# WHAT TO WORK ON:
Write out the listing below in full and exactly, leaving out every picture.

— Start —

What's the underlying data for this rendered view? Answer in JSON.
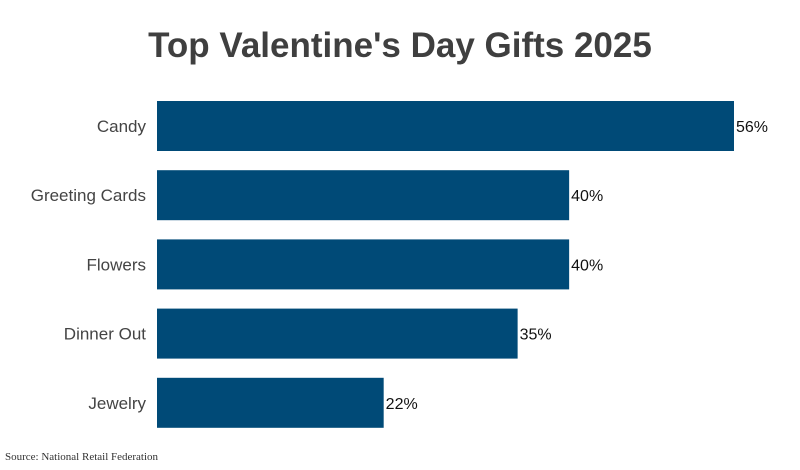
{
  "chart_data": {
    "type": "bar",
    "orientation": "horizontal",
    "title": "Top Valentine's Day Gifts 2025",
    "categories": [
      "Candy",
      "Greeting Cards",
      "Flowers",
      "Dinner Out",
      "Jewelry"
    ],
    "values": [
      56,
      40,
      40,
      35,
      22
    ],
    "value_labels": [
      "56%",
      "40%",
      "40%",
      "35%",
      "22%"
    ],
    "unit": "%",
    "xlim": [
      0,
      56
    ],
    "grid": false,
    "legend": "none",
    "bar_color": "#004a77"
  },
  "source": "Source: National Retail Federation"
}
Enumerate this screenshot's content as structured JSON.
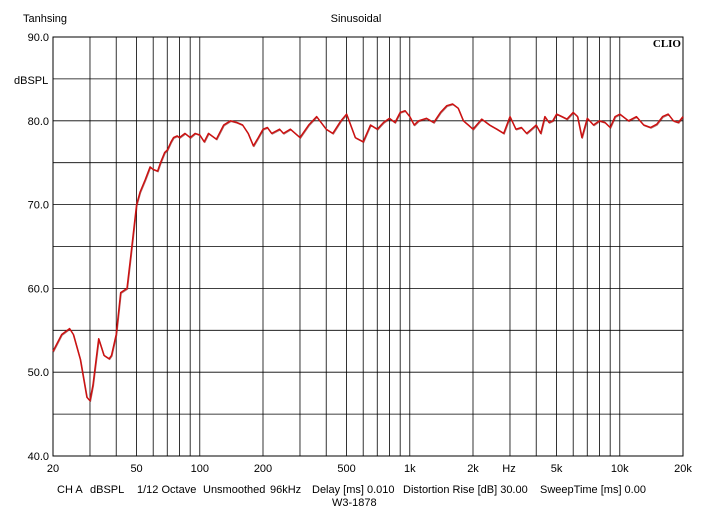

— End —

# FULL RESPONSE:
What's the underlying data for this rendered view? Answer in JSON.
{
  "chart_data": {
    "type": "bar",
    "orientation": "horizontal",
    "title": "Top Valentine's Day Gifts 2025",
    "categories": [
      "Candy",
      "Greeting Cards",
      "Flowers",
      "Dinner Out",
      "Jewelry"
    ],
    "values": [
      56,
      40,
      40,
      35,
      22
    ],
    "value_labels": [
      "56%",
      "40%",
      "40%",
      "35%",
      "22%"
    ],
    "unit": "%",
    "xlim": [
      0,
      56
    ],
    "grid": false,
    "legend": "none",
    "bar_color": "#004a77"
  },
  "source": "Source: National Retail Federation"
}
Enumerate this screenshot's content as structured JSON.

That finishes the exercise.